Saved entries:
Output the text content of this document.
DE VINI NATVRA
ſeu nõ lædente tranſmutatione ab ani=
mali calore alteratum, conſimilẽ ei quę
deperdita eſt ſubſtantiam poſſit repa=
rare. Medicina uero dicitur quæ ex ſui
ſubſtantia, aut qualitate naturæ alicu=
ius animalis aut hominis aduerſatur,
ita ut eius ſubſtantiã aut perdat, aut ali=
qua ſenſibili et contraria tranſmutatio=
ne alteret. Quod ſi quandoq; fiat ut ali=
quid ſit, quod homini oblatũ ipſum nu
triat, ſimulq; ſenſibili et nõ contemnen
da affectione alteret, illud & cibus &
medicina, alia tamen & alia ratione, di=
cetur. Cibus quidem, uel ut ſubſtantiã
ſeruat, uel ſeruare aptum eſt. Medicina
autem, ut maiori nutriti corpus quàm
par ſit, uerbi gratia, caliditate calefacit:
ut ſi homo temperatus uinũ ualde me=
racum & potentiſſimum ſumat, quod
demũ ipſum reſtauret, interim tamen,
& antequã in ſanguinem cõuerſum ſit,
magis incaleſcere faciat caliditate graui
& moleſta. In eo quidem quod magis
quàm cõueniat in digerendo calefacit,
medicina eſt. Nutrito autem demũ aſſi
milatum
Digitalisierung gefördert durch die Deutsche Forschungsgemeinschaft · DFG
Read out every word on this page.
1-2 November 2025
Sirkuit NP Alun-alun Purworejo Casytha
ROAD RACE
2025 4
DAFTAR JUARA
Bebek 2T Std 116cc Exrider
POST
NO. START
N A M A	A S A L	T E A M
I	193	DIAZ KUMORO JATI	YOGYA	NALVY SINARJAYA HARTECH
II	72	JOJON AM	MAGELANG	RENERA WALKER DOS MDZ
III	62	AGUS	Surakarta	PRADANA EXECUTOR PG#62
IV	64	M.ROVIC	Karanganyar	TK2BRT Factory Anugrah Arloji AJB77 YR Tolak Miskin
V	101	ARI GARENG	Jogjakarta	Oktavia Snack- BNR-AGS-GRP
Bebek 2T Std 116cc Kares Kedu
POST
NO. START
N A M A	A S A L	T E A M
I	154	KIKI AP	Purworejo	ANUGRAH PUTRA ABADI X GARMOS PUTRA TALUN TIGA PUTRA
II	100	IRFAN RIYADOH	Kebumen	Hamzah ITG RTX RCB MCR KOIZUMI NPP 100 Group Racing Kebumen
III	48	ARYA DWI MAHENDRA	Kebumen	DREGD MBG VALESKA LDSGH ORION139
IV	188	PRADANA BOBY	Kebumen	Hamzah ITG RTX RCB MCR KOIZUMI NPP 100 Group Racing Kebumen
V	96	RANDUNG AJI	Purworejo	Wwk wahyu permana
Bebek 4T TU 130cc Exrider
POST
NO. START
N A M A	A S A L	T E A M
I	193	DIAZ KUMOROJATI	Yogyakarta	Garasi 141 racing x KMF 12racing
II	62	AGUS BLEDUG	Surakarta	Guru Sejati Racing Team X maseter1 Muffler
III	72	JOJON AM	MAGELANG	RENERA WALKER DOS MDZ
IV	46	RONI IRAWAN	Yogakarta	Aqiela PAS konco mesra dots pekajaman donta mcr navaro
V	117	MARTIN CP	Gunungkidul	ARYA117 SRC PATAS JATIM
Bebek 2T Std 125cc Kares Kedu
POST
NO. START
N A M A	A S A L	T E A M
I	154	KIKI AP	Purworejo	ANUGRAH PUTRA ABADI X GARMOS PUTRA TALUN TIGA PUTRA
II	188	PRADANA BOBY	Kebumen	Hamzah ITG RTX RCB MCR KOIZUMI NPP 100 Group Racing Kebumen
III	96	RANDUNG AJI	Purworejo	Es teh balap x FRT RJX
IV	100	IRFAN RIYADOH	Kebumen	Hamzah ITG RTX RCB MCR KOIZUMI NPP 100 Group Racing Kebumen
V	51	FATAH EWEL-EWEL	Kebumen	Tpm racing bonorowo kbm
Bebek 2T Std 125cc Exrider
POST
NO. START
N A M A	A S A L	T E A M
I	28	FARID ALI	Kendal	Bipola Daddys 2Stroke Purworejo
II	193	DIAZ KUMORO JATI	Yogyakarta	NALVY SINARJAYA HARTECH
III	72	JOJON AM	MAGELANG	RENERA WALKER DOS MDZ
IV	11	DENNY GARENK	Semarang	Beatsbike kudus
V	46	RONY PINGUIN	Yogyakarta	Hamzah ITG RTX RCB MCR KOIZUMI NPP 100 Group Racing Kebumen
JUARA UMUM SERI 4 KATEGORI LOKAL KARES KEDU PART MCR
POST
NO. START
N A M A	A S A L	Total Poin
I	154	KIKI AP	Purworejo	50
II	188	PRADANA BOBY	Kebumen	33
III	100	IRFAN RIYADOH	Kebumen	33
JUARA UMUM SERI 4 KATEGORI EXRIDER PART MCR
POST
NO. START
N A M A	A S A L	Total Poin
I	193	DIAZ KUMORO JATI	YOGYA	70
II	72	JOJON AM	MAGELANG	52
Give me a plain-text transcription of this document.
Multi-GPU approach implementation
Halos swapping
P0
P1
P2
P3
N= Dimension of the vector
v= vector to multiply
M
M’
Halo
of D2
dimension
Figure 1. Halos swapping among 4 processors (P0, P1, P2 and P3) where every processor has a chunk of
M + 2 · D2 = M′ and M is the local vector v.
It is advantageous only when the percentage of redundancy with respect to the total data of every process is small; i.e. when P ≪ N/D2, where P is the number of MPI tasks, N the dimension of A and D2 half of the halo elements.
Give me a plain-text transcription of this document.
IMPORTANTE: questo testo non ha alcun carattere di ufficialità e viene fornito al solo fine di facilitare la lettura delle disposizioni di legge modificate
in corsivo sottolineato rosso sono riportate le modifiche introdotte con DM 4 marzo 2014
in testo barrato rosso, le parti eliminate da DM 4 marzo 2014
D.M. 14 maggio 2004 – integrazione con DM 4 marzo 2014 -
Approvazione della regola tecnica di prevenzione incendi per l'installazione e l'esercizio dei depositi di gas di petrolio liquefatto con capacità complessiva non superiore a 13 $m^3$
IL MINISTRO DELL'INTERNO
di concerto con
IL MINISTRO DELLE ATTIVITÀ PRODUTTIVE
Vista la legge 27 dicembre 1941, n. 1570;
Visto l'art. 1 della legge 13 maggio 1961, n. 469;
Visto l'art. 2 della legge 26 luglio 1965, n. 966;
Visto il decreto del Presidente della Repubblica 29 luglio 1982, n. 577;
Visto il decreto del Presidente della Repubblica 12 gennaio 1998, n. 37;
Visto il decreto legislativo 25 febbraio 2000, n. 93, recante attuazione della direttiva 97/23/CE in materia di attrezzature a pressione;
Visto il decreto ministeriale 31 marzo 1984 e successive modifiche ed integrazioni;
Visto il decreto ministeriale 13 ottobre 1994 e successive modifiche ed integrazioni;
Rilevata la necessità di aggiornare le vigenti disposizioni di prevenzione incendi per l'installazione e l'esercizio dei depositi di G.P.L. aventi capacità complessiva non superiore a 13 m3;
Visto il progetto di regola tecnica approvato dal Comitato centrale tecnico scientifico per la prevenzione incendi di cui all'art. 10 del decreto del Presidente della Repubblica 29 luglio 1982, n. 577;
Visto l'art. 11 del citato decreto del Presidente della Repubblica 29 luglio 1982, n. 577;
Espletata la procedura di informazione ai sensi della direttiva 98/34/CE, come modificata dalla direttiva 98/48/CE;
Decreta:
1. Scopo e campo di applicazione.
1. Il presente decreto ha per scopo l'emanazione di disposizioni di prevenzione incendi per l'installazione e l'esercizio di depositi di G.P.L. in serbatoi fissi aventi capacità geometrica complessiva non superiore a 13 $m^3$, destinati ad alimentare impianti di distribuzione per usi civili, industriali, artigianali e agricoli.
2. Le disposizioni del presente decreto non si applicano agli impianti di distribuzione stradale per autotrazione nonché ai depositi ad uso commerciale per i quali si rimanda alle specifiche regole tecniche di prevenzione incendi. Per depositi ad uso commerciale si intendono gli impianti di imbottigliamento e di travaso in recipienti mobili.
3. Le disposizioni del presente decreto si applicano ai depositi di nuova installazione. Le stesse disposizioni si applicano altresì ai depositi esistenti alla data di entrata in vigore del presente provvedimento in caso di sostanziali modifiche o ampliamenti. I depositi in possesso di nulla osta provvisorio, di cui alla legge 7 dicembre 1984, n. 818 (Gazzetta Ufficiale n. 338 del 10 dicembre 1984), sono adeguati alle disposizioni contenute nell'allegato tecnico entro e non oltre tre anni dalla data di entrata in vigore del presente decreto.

== Description of the task ==
Using the records above, copy every line that has the word "luglio" in it.

== The response ==
Visto l'art. 2 della legge 26 luglio 1965, n. 966;
Visto il decreto del Presidente della Repubblica 29 luglio 1982, n. 577;
Visto il progetto di regola tecnica approvato dal Comitato centrale tecnico scientifico per la prevenzione incendi di cui all'art. 10 del decreto del Presidente della Repubblica 29 luglio 1982, n. 577;
Visto l'art. 11 del citato decreto del Presidente della Repubblica 29 luglio 1982, n. 577;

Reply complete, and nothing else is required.